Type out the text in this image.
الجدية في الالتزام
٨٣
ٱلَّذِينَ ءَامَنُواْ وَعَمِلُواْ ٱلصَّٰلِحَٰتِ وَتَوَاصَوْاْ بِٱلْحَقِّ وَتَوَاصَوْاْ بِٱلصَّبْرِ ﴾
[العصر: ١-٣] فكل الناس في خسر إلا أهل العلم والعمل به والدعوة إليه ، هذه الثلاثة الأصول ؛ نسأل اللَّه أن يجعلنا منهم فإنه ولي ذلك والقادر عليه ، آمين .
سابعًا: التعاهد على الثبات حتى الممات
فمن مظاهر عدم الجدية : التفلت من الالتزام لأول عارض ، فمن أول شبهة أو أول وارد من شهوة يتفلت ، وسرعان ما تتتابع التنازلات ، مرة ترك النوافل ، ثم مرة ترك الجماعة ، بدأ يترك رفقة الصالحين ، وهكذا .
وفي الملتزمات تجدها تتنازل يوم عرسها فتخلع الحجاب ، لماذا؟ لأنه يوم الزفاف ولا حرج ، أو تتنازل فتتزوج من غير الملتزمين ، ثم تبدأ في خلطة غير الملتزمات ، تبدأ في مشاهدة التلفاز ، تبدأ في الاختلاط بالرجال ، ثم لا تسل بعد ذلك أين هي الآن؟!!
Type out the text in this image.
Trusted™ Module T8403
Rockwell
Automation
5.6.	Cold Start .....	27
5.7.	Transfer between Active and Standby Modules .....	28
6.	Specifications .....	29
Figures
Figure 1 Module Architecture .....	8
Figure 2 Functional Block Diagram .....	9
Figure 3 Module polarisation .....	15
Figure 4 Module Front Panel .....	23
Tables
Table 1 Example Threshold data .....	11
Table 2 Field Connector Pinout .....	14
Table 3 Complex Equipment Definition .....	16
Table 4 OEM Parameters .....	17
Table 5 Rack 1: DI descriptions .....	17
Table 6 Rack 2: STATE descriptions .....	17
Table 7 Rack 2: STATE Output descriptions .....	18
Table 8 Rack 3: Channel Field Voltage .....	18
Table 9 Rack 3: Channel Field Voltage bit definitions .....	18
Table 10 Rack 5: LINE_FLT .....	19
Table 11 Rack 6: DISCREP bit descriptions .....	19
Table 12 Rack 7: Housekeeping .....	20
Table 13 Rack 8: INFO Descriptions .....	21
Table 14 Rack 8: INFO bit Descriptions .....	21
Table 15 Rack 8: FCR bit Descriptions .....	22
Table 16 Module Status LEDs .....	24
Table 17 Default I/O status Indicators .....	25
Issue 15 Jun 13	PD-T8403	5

_____

▶ **Task requirements**
Each line of the material above either contains the word "Channel" or does not; state how many do, and nothing else.

▶ **Solution for this problem**
2